Each line that holds the string "선교본부" counts once; say how many such lines there are and add nothing.

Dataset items
Start
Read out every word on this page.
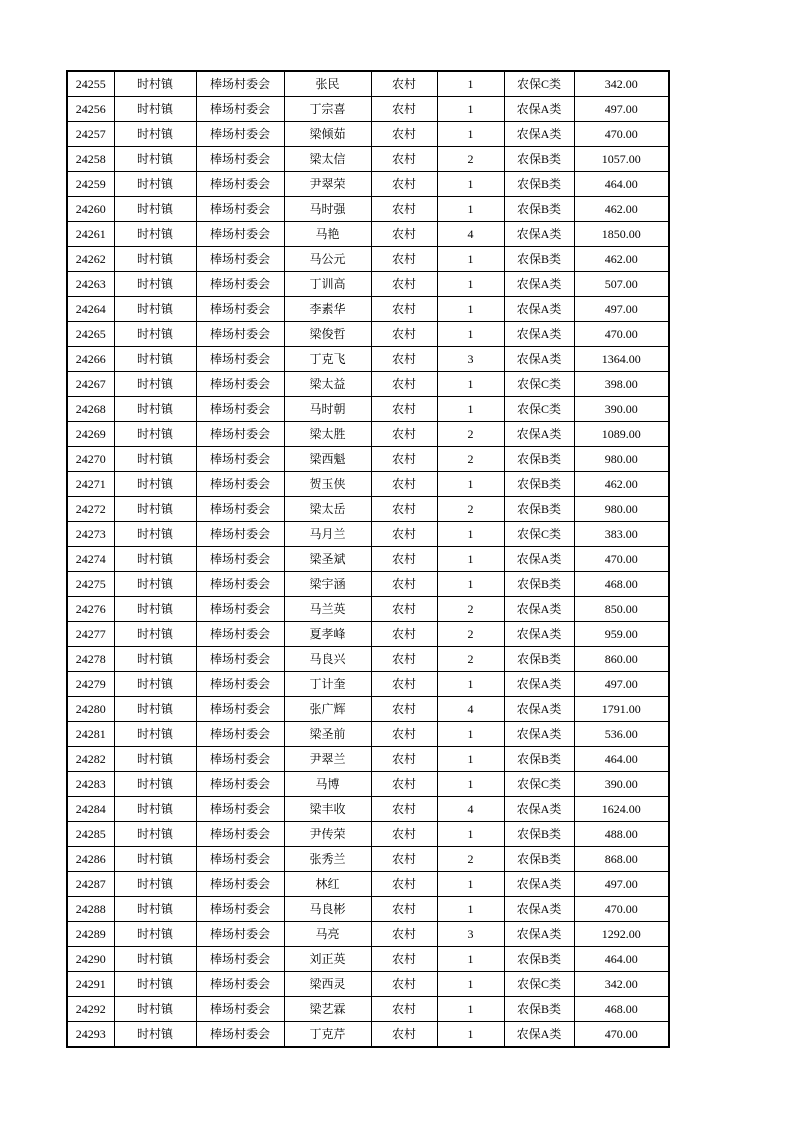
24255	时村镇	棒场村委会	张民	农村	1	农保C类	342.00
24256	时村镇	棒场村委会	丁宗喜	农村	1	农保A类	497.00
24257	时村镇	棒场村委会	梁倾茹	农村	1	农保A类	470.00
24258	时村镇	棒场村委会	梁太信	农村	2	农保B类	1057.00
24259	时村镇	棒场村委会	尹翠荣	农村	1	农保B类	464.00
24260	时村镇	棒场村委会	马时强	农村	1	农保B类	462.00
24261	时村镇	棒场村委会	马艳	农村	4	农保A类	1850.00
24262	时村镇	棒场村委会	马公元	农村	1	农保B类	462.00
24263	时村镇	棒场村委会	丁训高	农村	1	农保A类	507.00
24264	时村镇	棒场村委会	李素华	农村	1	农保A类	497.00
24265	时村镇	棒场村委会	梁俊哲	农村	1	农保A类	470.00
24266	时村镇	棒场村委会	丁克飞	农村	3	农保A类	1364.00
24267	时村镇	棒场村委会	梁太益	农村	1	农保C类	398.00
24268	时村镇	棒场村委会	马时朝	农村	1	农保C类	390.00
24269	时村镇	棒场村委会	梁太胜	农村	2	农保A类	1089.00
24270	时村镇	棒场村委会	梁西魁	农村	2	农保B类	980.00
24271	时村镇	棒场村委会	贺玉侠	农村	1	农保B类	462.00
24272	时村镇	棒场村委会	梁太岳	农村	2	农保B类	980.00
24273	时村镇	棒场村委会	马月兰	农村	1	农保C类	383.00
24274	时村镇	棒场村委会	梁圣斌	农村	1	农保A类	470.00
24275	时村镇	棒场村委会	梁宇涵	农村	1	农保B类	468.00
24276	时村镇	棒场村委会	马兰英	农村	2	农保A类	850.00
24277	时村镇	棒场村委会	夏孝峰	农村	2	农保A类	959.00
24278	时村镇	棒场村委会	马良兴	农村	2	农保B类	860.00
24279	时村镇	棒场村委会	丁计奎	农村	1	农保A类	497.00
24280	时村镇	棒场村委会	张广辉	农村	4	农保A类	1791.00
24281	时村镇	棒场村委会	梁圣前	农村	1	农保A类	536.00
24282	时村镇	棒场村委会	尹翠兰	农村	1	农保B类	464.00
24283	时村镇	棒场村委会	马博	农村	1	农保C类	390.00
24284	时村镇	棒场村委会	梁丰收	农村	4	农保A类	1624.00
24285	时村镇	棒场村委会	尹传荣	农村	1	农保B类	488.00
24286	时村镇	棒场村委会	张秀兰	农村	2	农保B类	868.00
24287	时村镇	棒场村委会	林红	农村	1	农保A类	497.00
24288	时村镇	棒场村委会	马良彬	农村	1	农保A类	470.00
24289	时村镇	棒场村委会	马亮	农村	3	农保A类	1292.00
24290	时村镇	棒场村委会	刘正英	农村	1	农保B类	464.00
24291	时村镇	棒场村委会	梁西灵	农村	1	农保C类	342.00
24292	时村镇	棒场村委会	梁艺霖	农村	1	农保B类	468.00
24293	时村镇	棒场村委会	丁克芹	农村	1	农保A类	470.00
End
Start
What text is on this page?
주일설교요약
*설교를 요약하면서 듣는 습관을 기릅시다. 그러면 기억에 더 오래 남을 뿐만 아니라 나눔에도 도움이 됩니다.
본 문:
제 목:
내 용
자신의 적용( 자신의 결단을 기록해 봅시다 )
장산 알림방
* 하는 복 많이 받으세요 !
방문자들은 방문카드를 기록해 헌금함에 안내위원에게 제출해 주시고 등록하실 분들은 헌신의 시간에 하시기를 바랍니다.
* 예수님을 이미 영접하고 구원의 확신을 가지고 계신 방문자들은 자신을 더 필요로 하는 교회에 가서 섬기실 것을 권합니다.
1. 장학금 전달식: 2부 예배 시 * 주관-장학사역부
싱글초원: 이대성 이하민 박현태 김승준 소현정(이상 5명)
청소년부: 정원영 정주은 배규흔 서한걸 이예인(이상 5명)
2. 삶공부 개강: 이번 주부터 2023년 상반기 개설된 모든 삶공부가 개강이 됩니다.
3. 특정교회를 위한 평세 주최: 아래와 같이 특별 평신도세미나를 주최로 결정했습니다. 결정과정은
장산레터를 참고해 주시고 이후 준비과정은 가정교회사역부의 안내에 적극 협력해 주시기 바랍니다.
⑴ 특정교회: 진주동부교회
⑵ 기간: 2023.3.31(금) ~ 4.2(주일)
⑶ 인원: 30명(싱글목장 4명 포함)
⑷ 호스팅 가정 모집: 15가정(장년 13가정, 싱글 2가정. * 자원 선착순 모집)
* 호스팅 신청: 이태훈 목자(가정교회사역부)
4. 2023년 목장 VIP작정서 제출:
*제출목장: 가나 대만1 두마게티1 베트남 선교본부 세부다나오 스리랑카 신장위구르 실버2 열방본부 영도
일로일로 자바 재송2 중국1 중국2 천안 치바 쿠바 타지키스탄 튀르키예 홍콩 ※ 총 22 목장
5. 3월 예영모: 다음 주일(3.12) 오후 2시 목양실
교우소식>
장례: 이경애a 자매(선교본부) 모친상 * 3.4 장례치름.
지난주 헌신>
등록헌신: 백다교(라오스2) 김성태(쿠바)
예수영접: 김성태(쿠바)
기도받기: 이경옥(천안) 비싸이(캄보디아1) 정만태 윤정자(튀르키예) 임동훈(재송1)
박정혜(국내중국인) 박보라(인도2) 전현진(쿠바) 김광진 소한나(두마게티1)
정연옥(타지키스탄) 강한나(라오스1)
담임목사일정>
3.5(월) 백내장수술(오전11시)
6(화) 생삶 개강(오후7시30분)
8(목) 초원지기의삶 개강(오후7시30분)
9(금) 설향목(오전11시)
End
THE RESULT:
2